**Stated task**
Write out every line of the material as it stands, apart from the pictures.

·····

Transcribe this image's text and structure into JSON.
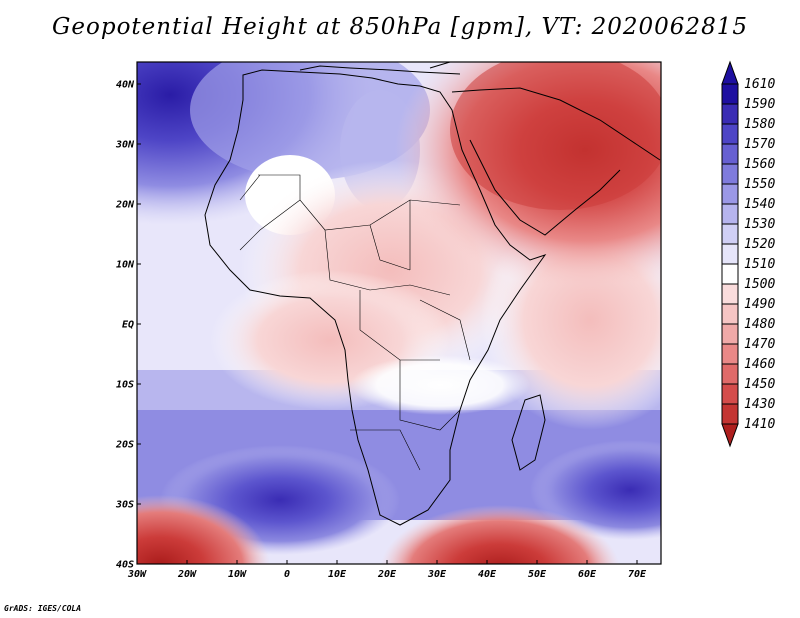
{
  "title": "Geopotential Height at 850hPa [gpm], VT: 2020062815",
  "credit": "GrADS: IGES/COLA",
  "axes": {
    "lon_ticks": [
      "30W",
      "20W",
      "10W",
      "0",
      "10E",
      "20E",
      "30E",
      "40E",
      "50E",
      "60E",
      "70E"
    ],
    "lat_ticks": [
      "40N",
      "30N",
      "20N",
      "10N",
      "EQ",
      "10S",
      "20S",
      "30S",
      "40S"
    ]
  },
  "colorbar": {
    "levels": [
      {
        "label": "1610",
        "color": "#1e0fa0"
      },
      {
        "label": "1590",
        "color": "#3a2cb4"
      },
      {
        "label": "1580",
        "color": "#4e45c6"
      },
      {
        "label": "1570",
        "color": "#6760d2"
      },
      {
        "label": "1560",
        "color": "#7f7bdc"
      },
      {
        "label": "1550",
        "color": "#9b98e6"
      },
      {
        "label": "1540",
        "color": "#b6b4ee"
      },
      {
        "label": "1530",
        "color": "#d0cff5"
      },
      {
        "label": "1520",
        "color": "#e6e5fa"
      },
      {
        "label": "1510",
        "color": "#ffffff"
      },
      {
        "label": "1500",
        "color": "#fadcdc"
      },
      {
        "label": "1490",
        "color": "#f6c5c4"
      },
      {
        "label": "1480",
        "color": "#f0a9a8"
      },
      {
        "label": "1470",
        "color": "#e98887"
      },
      {
        "label": "1460",
        "color": "#e06a69"
      },
      {
        "label": "1450",
        "color": "#d44c4b"
      },
      {
        "label": "1430",
        "color": "#c43533"
      },
      {
        "label": "1410",
        "color": "#ae1f1e"
      }
    ]
  }
}
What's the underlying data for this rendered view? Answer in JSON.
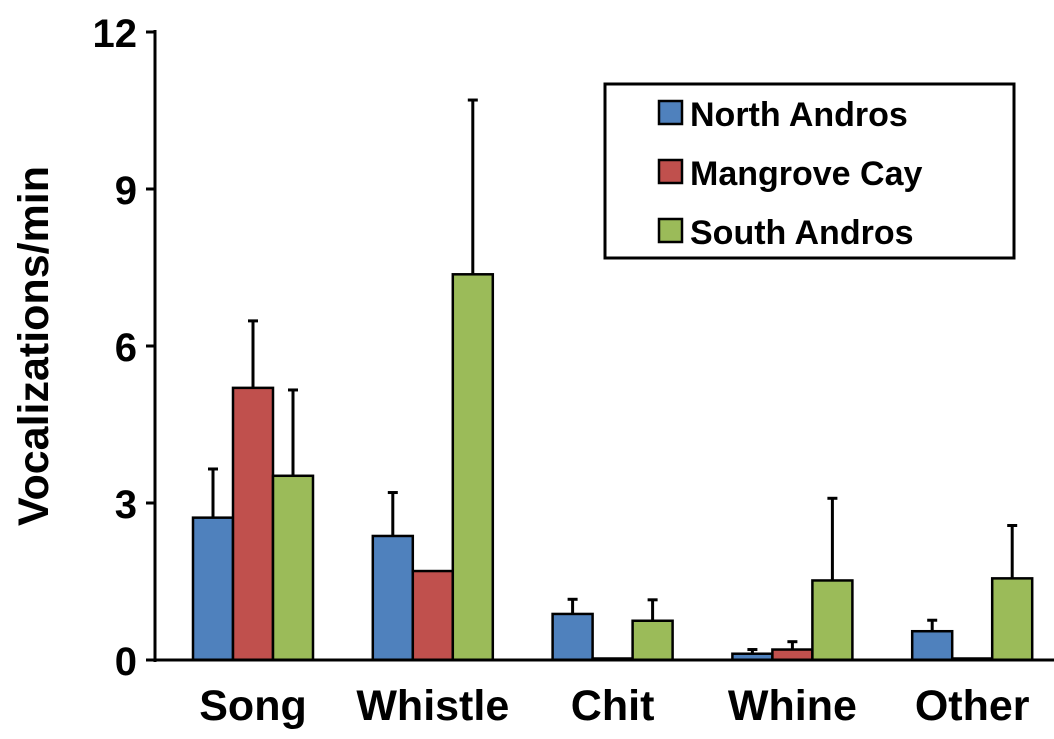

·····

**Solution**
Transcribe this image's text and structure into JSON.
{
  "title": "Geopotential Height at 850hPa [gpm], VT: 2020062815",
  "credit": "GrADS: IGES/COLA",
  "axes": {
    "lon_ticks": [
      "30W",
      "20W",
      "10W",
      "0",
      "10E",
      "20E",
      "30E",
      "40E",
      "50E",
      "60E",
      "70E"
    ],
    "lat_ticks": [
      "40N",
      "30N",
      "20N",
      "10N",
      "EQ",
      "10S",
      "20S",
      "30S",
      "40S"
    ]
  },
  "colorbar": {
    "levels": [
      {
        "label": "1610",
        "color": "#1e0fa0"
      },
      {
        "label": "1590",
        "color": "#3a2cb4"
      },
      {
        "label": "1580",
        "color": "#4e45c6"
      },
      {
        "label": "1570",
        "color": "#6760d2"
      },
      {
        "label": "1560",
        "color": "#7f7bdc"
      },
      {
        "label": "1550",
        "color": "#9b98e6"
      },
      {
        "label": "1540",
        "color": "#b6b4ee"
      },
      {
        "label": "1530",
        "color": "#d0cff5"
      },
      {
        "label": "1520",
        "color": "#e6e5fa"
      },
      {
        "label": "1510",
        "color": "#ffffff"
      },
      {
        "label": "1500",
        "color": "#fadcdc"
      },
      {
        "label": "1490",
        "color": "#f6c5c4"
      },
      {
        "label": "1480",
        "color": "#f0a9a8"
      },
      {
        "label": "1470",
        "color": "#e98887"
      },
      {
        "label": "1460",
        "color": "#e06a69"
      },
      {
        "label": "1450",
        "color": "#d44c4b"
      },
      {
        "label": "1430",
        "color": "#c43533"
      },
      {
        "label": "1410",
        "color": "#ae1f1e"
      }
    ]
  }
}
What's the underlying data for this rendered view? Answer in JSON.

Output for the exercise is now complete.